§ Exercise directions: Type every record exactly as it appears.

§ Records provided:
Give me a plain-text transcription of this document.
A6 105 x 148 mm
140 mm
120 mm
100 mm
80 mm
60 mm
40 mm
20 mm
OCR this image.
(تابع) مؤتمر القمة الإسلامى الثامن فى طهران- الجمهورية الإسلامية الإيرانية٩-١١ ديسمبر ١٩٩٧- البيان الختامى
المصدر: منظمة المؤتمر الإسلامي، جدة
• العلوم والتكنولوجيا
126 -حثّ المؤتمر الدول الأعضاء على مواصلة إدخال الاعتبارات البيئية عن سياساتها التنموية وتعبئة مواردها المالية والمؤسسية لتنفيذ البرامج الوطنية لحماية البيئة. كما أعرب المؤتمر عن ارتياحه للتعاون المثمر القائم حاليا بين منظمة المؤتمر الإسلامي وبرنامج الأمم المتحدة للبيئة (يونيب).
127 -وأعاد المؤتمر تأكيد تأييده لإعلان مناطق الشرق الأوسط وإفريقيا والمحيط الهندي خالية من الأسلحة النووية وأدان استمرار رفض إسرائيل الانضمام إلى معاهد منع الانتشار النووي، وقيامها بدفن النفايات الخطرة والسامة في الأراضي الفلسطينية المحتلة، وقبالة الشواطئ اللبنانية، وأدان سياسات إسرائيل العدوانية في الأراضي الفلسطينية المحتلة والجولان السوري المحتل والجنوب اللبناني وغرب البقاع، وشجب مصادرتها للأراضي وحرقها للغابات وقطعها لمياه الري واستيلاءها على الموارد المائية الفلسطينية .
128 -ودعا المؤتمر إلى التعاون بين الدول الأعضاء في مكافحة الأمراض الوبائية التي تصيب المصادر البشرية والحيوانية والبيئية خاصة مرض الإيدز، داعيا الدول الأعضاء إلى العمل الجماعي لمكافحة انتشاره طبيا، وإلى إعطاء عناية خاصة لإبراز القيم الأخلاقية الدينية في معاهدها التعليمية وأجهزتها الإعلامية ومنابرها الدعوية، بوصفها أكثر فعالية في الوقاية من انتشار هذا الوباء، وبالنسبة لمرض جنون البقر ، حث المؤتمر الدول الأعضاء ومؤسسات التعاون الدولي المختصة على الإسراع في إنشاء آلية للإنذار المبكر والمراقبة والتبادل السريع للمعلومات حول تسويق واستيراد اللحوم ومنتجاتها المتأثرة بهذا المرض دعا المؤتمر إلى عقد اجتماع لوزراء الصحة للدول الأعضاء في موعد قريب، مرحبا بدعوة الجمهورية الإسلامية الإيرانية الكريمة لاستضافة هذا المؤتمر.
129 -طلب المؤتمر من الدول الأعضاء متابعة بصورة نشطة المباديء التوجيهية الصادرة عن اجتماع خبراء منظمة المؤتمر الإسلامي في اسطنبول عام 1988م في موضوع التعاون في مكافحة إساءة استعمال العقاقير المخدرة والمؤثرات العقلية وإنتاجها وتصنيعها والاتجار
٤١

§ Solution:
Give me a plain-text transcription of this document.
A6 105 x 148 mm
140 mm
120 mm
100 mm
80 mm
60 mm
40 mm
20 mm
OCR this image.
(تابع) مؤتمر القمة الإسلامى الثامن فى طهران- الجمهورية الإسلامية الإيرانية٩-١١ ديسمبر ١٩٩٧- البيان الختامى
المصدر: منظمة المؤتمر الإسلامي، جدة
• العلوم والتكنولوجيا
126 -حثّ المؤتمر الدول الأعضاء على مواصلة إدخال الاعتبارات البيئية عن سياساتها التنموية وتعبئة مواردها المالية والمؤسسية لتنفيذ البرامج الوطنية لحماية البيئة. كما أعرب المؤتمر عن ارتياحه للتعاون المثمر القائم حاليا بين منظمة المؤتمر الإسلامي وبرنامج الأمم المتحدة للبيئة (يونيب).
127 -وأعاد المؤتمر تأكيد تأييده لإعلان مناطق الشرق الأوسط وإفريقيا والمحيط الهندي خالية من الأسلحة النووية وأدان استمرار رفض إسرائيل الانضمام إلى معاهد منع الانتشار النووي، وقيامها بدفن النفايات الخطرة والسامة في الأراضي الفلسطينية المحتلة، وقبالة الشواطئ اللبنانية، وأدان سياسات إسرائيل العدوانية في الأراضي الفلسطينية المحتلة والجولان السوري المحتل والجنوب اللبناني وغرب البقاع، وشجب مصادرتها للأراضي وحرقها للغابات وقطعها لمياه الري واستيلاءها على الموارد المائية الفلسطينية .
128 -ودعا المؤتمر إلى التعاون بين الدول الأعضاء في مكافحة الأمراض الوبائية التي تصيب المصادر البشرية والحيوانية والبيئية خاصة مرض الإيدز، داعيا الدول الأعضاء إلى العمل الجماعي لمكافحة انتشاره طبيا، وإلى إعطاء عناية خاصة لإبراز القيم الأخلاقية الدينية في معاهدها التعليمية وأجهزتها الإعلامية ومنابرها الدعوية، بوصفها أكثر فعالية في الوقاية من انتشار هذا الوباء، وبالنسبة لمرض جنون البقر ، حث المؤتمر الدول الأعضاء ومؤسسات التعاون الدولي المختصة على الإسراع في إنشاء آلية للإنذار المبكر والمراقبة والتبادل السريع للمعلومات حول تسويق واستيراد اللحوم ومنتجاتها المتأثرة بهذا المرض دعا المؤتمر إلى عقد اجتماع لوزراء الصحة للدول الأعضاء في موعد قريب، مرحبا بدعوة الجمهورية الإسلامية الإيرانية الكريمة لاستضافة هذا المؤتمر.
129 -طلب المؤتمر من الدول الأعضاء متابعة بصورة نشطة المباديء التوجيهية الصادرة عن اجتماع خبراء منظمة المؤتمر الإسلامي في اسطنبول عام 1988م في موضوع التعاون في مكافحة إساءة استعمال العقاقير المخدرة والمؤثرات العقلية وإنتاجها وتصنيعها والاتجار
٤١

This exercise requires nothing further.